------ Dataset records
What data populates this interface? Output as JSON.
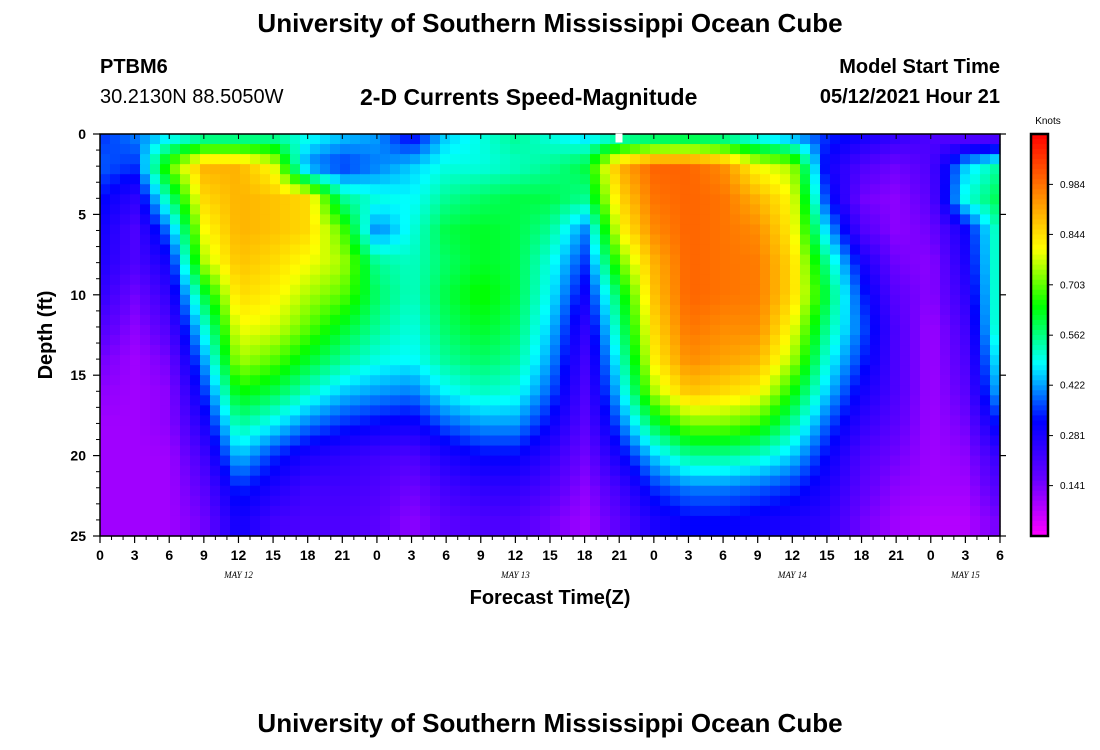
{
  "header": {
    "title": "University of Southern Mississippi Ocean Cube",
    "station": "PTBM6",
    "coords": "30.2130N  88.5050W",
    "plot_title": "2-D Currents Speed-Magnitude",
    "model_label": "Model Start Time",
    "model_time": "05/12/2021 Hour 21"
  },
  "footer": {
    "title": "University of Southern Mississippi Ocean Cube"
  },
  "chart_data": {
    "type": "heatmap",
    "title": "2-D Currents Speed-Magnitude",
    "xlabel": "Forecast Time(Z)",
    "ylabel": "Depth (ft)",
    "x_tick_labels": [
      "0",
      "3",
      "6",
      "9",
      "12",
      "15",
      "18",
      "21",
      "0",
      "3",
      "6",
      "9",
      "12",
      "15",
      "18",
      "21",
      "0",
      "3",
      "6",
      "9",
      "12",
      "15",
      "18",
      "21",
      "0",
      "3",
      "6"
    ],
    "x_range_hours": [
      0,
      78
    ],
    "day_labels": [
      {
        "label": "MAY 12",
        "hour": 12
      },
      {
        "label": "MAY 13",
        "hour": 36
      },
      {
        "label": "MAY 14",
        "hour": 60
      },
      {
        "label": "MAY 15",
        "hour": 75
      }
    ],
    "y_ticks": [
      0,
      5,
      10,
      15,
      20,
      25
    ],
    "ylim": [
      25,
      0
    ],
    "colorbar": {
      "unit": "Knots",
      "ticks": [
        0.984,
        0.844,
        0.703,
        0.562,
        0.422,
        0.281,
        0.141
      ],
      "range": [
        0.0,
        1.125
      ]
    },
    "colormap": [
      "#ff00ff",
      "#6600ff",
      "#0000ff",
      "#00ffff",
      "#00ff00",
      "#ffff00",
      "#ff8000",
      "#ff0000"
    ],
    "depth_levels_ft": [
      0,
      2,
      4,
      6,
      8,
      10,
      12,
      14,
      16,
      18,
      20,
      22,
      24
    ],
    "time_hours": [
      0,
      3,
      6,
      9,
      12,
      15,
      18,
      21,
      24,
      27,
      30,
      33,
      36,
      39,
      42,
      45,
      48,
      51,
      54,
      57,
      60,
      63,
      66,
      69,
      72,
      75,
      78
    ],
    "speed_knots": [
      [
        0.35,
        0.4,
        0.45,
        0.5,
        0.5,
        0.52,
        0.5,
        0.45,
        0.42,
        0.3,
        0.45,
        0.5,
        0.55,
        0.5,
        0.45,
        0.48,
        0.5,
        0.52,
        0.5,
        0.45,
        0.4,
        0.35,
        0.3,
        0.25,
        0.2,
        0.15,
        0.15
      ],
      [
        0.38,
        0.35,
        0.7,
        0.9,
        0.9,
        0.8,
        0.4,
        0.35,
        0.4,
        0.45,
        0.5,
        0.5,
        0.52,
        0.55,
        0.6,
        0.9,
        1.0,
        1.0,
        0.95,
        0.8,
        0.75,
        0.3,
        0.2,
        0.15,
        0.2,
        0.45,
        0.55
      ],
      [
        0.33,
        0.25,
        0.55,
        0.85,
        0.9,
        0.88,
        0.85,
        0.55,
        0.5,
        0.48,
        0.55,
        0.58,
        0.6,
        0.6,
        0.55,
        0.85,
        0.98,
        1.0,
        0.98,
        0.9,
        0.8,
        0.35,
        0.15,
        0.12,
        0.18,
        0.5,
        0.6
      ],
      [
        0.3,
        0.2,
        0.4,
        0.8,
        0.9,
        0.88,
        0.85,
        0.7,
        0.4,
        0.5,
        0.6,
        0.62,
        0.6,
        0.55,
        0.4,
        0.8,
        0.95,
        1.0,
        0.98,
        0.95,
        0.82,
        0.45,
        0.2,
        0.12,
        0.15,
        0.3,
        0.55
      ],
      [
        0.28,
        0.2,
        0.3,
        0.75,
        0.88,
        0.85,
        0.8,
        0.75,
        0.55,
        0.52,
        0.58,
        0.62,
        0.6,
        0.5,
        0.35,
        0.7,
        0.9,
        1.0,
        0.98,
        0.97,
        0.85,
        0.55,
        0.3,
        0.15,
        0.12,
        0.28,
        0.55
      ],
      [
        0.25,
        0.15,
        0.25,
        0.6,
        0.85,
        0.82,
        0.75,
        0.7,
        0.58,
        0.52,
        0.6,
        0.65,
        0.6,
        0.48,
        0.3,
        0.6,
        0.88,
        1.0,
        0.98,
        0.97,
        0.85,
        0.6,
        0.35,
        0.18,
        0.12,
        0.25,
        0.55
      ],
      [
        0.2,
        0.12,
        0.2,
        0.5,
        0.8,
        0.78,
        0.7,
        0.62,
        0.55,
        0.5,
        0.58,
        0.62,
        0.58,
        0.45,
        0.25,
        0.55,
        0.85,
        0.98,
        0.95,
        0.95,
        0.8,
        0.55,
        0.38,
        0.2,
        0.1,
        0.22,
        0.55
      ],
      [
        0.15,
        0.1,
        0.15,
        0.42,
        0.75,
        0.7,
        0.62,
        0.55,
        0.5,
        0.48,
        0.55,
        0.58,
        0.55,
        0.42,
        0.22,
        0.5,
        0.82,
        0.95,
        0.92,
        0.9,
        0.75,
        0.5,
        0.35,
        0.2,
        0.1,
        0.2,
        0.5
      ],
      [
        0.12,
        0.1,
        0.12,
        0.35,
        0.65,
        0.6,
        0.52,
        0.45,
        0.42,
        0.4,
        0.48,
        0.52,
        0.5,
        0.38,
        0.2,
        0.45,
        0.75,
        0.88,
        0.85,
        0.82,
        0.65,
        0.45,
        0.3,
        0.2,
        0.1,
        0.18,
        0.45
      ],
      [
        0.1,
        0.1,
        0.12,
        0.28,
        0.55,
        0.48,
        0.4,
        0.35,
        0.32,
        0.3,
        0.38,
        0.42,
        0.42,
        0.32,
        0.18,
        0.38,
        0.6,
        0.72,
        0.72,
        0.68,
        0.55,
        0.38,
        0.25,
        0.18,
        0.1,
        0.15,
        0.35
      ],
      [
        0.1,
        0.1,
        0.1,
        0.22,
        0.45,
        0.35,
        0.28,
        0.25,
        0.22,
        0.2,
        0.28,
        0.32,
        0.32,
        0.25,
        0.15,
        0.3,
        0.45,
        0.55,
        0.55,
        0.52,
        0.45,
        0.32,
        0.2,
        0.15,
        0.1,
        0.12,
        0.25
      ],
      [
        0.1,
        0.1,
        0.1,
        0.18,
        0.35,
        0.28,
        0.22,
        0.22,
        0.2,
        0.15,
        0.22,
        0.25,
        0.25,
        0.2,
        0.12,
        0.22,
        0.35,
        0.4,
        0.4,
        0.38,
        0.35,
        0.28,
        0.18,
        0.12,
        0.1,
        0.1,
        0.2
      ],
      [
        0.1,
        0.1,
        0.1,
        0.15,
        0.3,
        0.22,
        0.2,
        0.2,
        0.18,
        0.12,
        0.18,
        0.2,
        0.2,
        0.15,
        0.1,
        0.18,
        0.28,
        0.32,
        0.32,
        0.3,
        0.28,
        0.25,
        0.15,
        0.1,
        0.08,
        0.08,
        0.15
      ]
    ]
  }
}
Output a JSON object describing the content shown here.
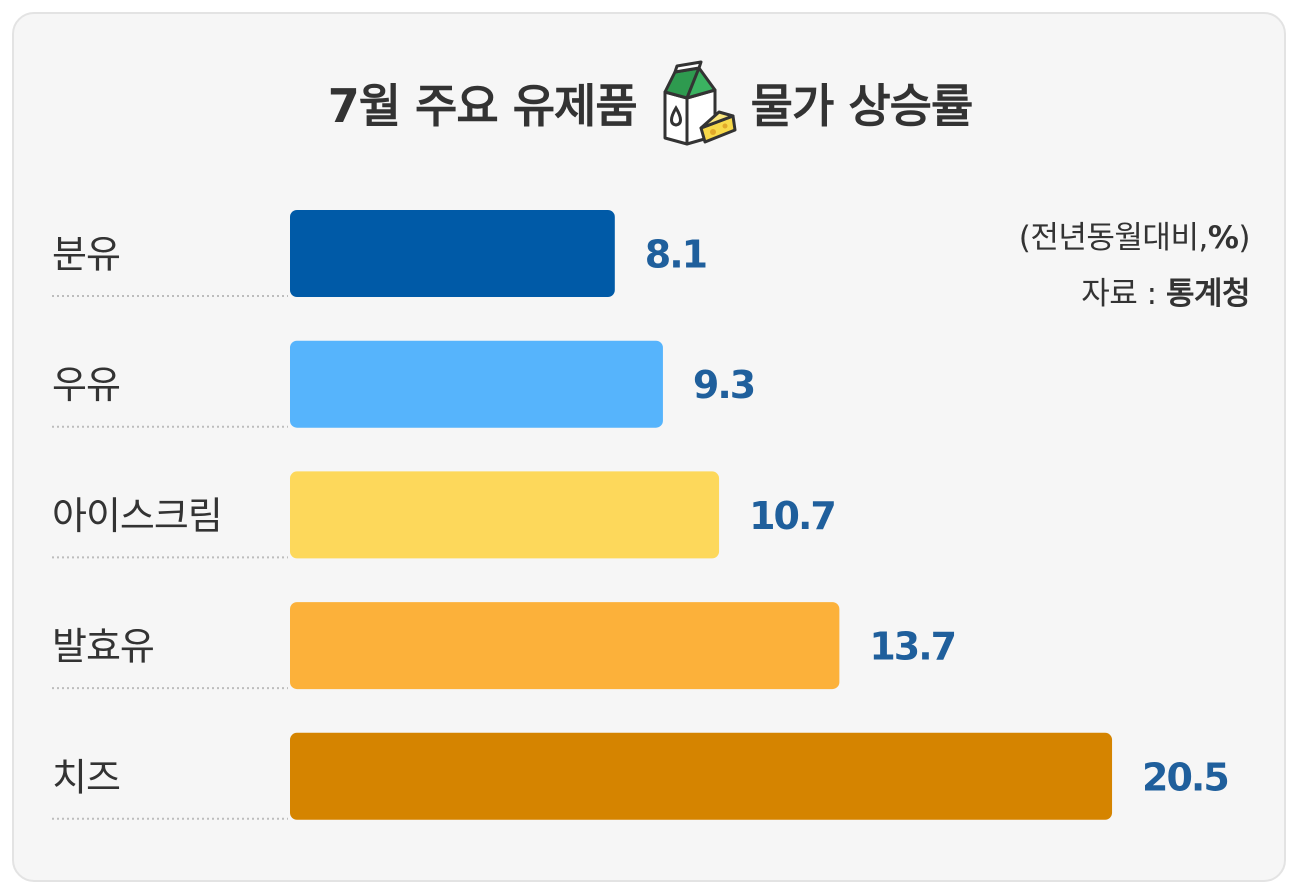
{
  "title": {
    "before_icon": "7월 주요 유제품",
    "after_icon": "물가 상승률",
    "icon": "milk-carton-cheese-icon"
  },
  "notes": {
    "unit_prefix": "(전년동월대비,",
    "unit_bold": "%",
    "unit_suffix": ")",
    "source_label": "자료 : ",
    "source_name": "통계청"
  },
  "colors": {
    "background": "#f6f6f6",
    "value_text": "#1f5f9c",
    "bars": [
      "#005aa7",
      "#56b4fc",
      "#fdd85b",
      "#fcb13a",
      "#d58400"
    ]
  },
  "chart_data": {
    "type": "bar",
    "orientation": "horizontal",
    "categories": [
      "분유",
      "우유",
      "아이스크림",
      "발효유",
      "치즈"
    ],
    "values": [
      8.1,
      9.3,
      10.7,
      13.7,
      20.5
    ],
    "value_labels": [
      "8.1",
      "9.3",
      "10.7",
      "13.7",
      "20.5"
    ],
    "title": "7월 주요 유제품 물가 상승률",
    "unit": "(전년동월대비,%)",
    "source": "자료 : 통계청",
    "grid": false,
    "legend": "none"
  }
}
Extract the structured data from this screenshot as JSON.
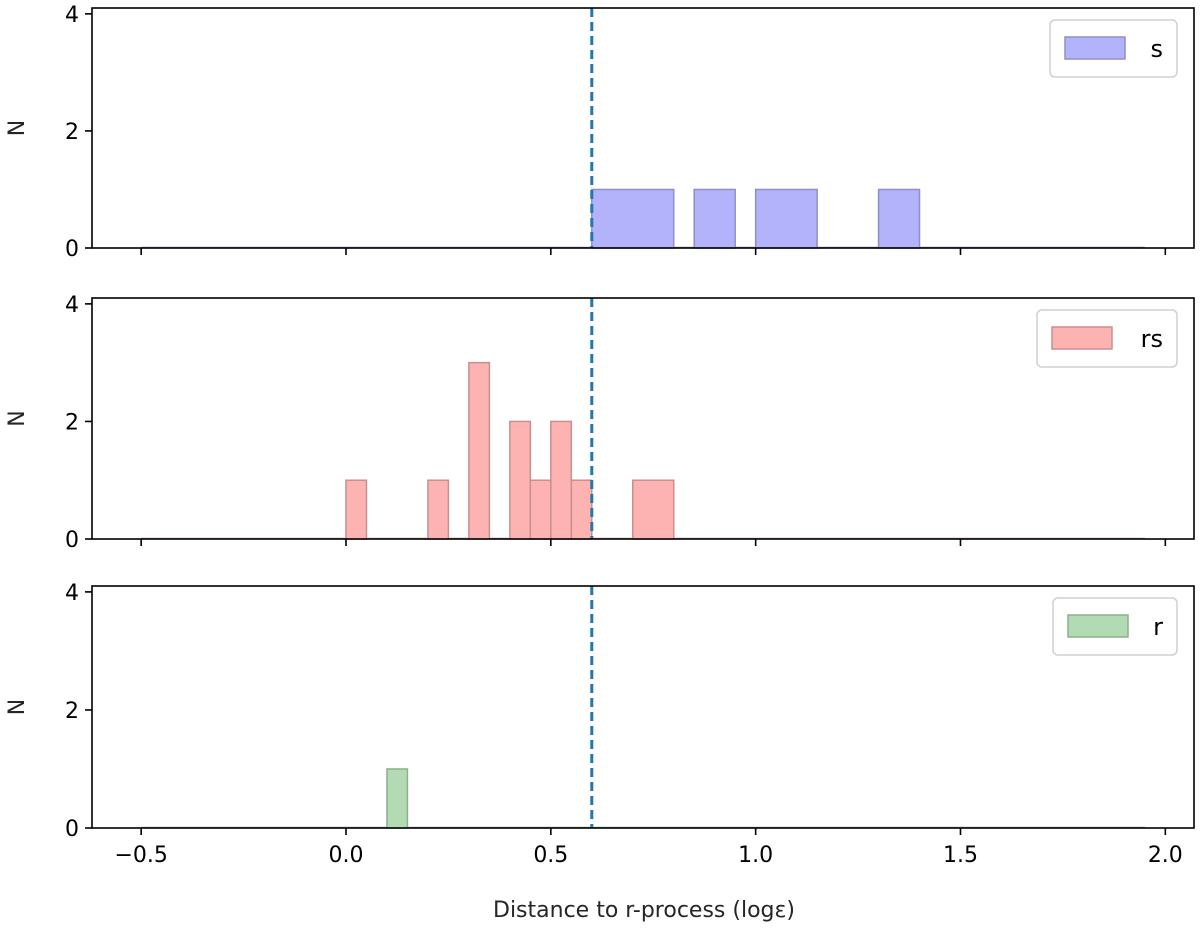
------------
▶ Problem description
Only the lines from the line bearing "Output a JSON" to the end of the listing above, both inclusive, should be extracted verbatim; the pictures are excluded.

▶ Final result
Output a JSON object describing the content shown here.
{
  "title": {
    "before_icon": "7월 주요 유제품",
    "after_icon": "물가 상승률",
    "icon": "milk-carton-cheese-icon"
  },
  "notes": {
    "unit_prefix": "(전년동월대비,",
    "unit_bold": "%",
    "unit_suffix": ")",
    "source_label": "자료 : ",
    "source_name": "통계청"
  },
  "colors": {
    "background": "#f6f6f6",
    "value_text": "#1f5f9c",
    "bars": [
      "#005aa7",
      "#56b4fc",
      "#fdd85b",
      "#fcb13a",
      "#d58400"
    ]
  },
  "chart_data": {
    "type": "bar",
    "orientation": "horizontal",
    "categories": [
      "분유",
      "우유",
      "아이스크림",
      "발효유",
      "치즈"
    ],
    "values": [
      8.1,
      9.3,
      10.7,
      13.7,
      20.5
    ],
    "value_labels": [
      "8.1",
      "9.3",
      "10.7",
      "13.7",
      "20.5"
    ],
    "title": "7월 주요 유제품 물가 상승률",
    "unit": "(전년동월대비,%)",
    "source": "자료 : 통계청",
    "grid": false,
    "legend": "none"
  }
}
Extract the structured data from this screenshot as JSON.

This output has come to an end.